WHAT THIS TASK INVOLVES:
Restate the full listing word for word and leave the pictures out.

SOURCE RECORDS:
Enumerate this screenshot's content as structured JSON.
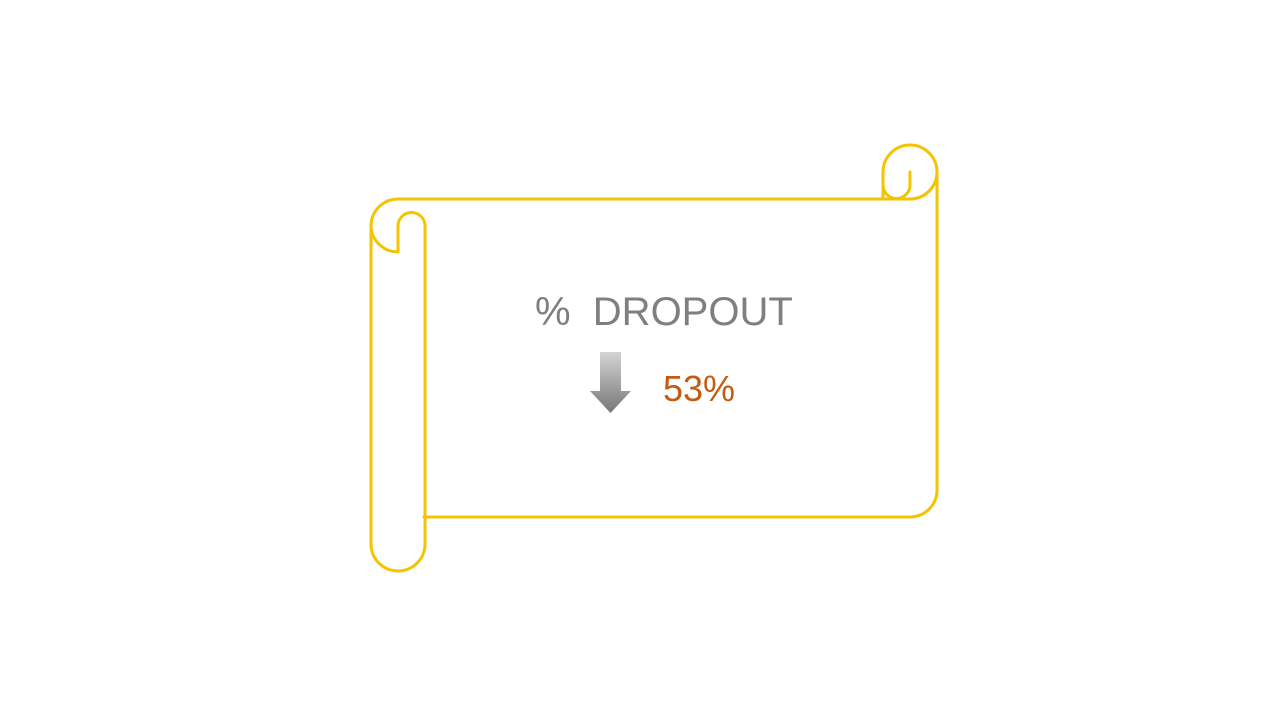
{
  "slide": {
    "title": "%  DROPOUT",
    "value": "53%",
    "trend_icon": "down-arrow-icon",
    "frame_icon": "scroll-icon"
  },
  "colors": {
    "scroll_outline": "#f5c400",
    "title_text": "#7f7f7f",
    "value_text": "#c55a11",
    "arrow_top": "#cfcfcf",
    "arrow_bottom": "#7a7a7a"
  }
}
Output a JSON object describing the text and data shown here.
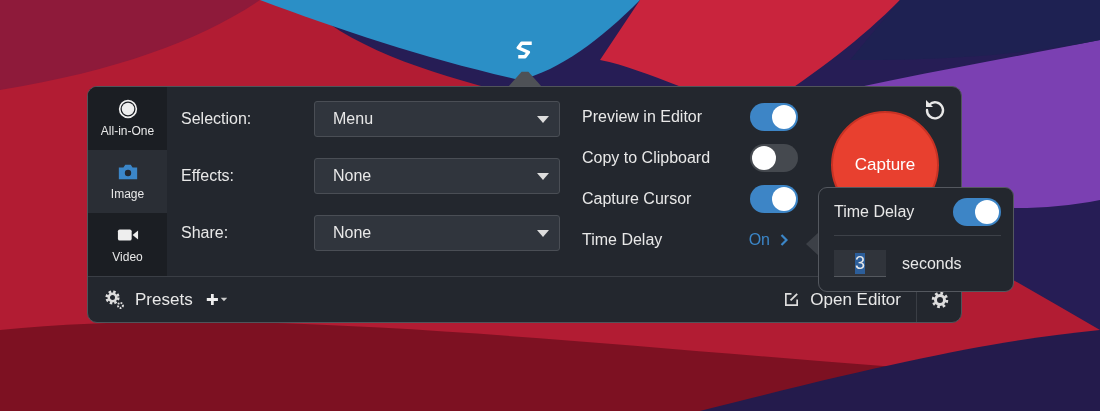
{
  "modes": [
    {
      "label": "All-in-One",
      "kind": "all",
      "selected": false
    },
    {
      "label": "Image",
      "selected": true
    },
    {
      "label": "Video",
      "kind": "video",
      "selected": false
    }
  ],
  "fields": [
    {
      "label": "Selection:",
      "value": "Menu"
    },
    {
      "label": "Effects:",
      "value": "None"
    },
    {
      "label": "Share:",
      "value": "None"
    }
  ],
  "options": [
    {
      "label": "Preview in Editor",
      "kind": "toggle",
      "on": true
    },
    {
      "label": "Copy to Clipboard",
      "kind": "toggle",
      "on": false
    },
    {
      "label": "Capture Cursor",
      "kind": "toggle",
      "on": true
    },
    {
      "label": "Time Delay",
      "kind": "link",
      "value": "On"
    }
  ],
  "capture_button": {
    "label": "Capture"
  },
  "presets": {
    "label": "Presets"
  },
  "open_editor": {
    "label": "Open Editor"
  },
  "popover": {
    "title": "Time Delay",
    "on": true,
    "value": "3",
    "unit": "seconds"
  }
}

TASK RESULT:
Enumerate this screenshot's content as structured JSON.
{
  "slide": {
    "title": "%  DROPOUT",
    "value": "53%",
    "trend_icon": "down-arrow-icon",
    "frame_icon": "scroll-icon"
  },
  "colors": {
    "scroll_outline": "#f5c400",
    "title_text": "#7f7f7f",
    "value_text": "#c55a11",
    "arrow_top": "#cfcfcf",
    "arrow_bottom": "#7a7a7a"
  }
}
Output a JSON object describing the text and data shown here.
{
  "modes": [
    {
      "label": "All-in-One",
      "kind": "all",
      "selected": false
    },
    {
      "label": "Image",
      "selected": true
    },
    {
      "label": "Video",
      "kind": "video",
      "selected": false
    }
  ],
  "fields": [
    {
      "label": "Selection:",
      "value": "Menu"
    },
    {
      "label": "Effects:",
      "value": "None"
    },
    {
      "label": "Share:",
      "value": "None"
    }
  ],
  "options": [
    {
      "label": "Preview in Editor",
      "kind": "toggle",
      "on": true
    },
    {
      "label": "Copy to Clipboard",
      "kind": "toggle",
      "on": false
    },
    {
      "label": "Capture Cursor",
      "kind": "toggle",
      "on": true
    },
    {
      "label": "Time Delay",
      "kind": "link",
      "value": "On"
    }
  ],
  "capture_button": {
    "label": "Capture"
  },
  "presets": {
    "label": "Presets"
  },
  "open_editor": {
    "label": "Open Editor"
  },
  "popover": {
    "title": "Time Delay",
    "on": true,
    "value": "3",
    "unit": "seconds"
  }
}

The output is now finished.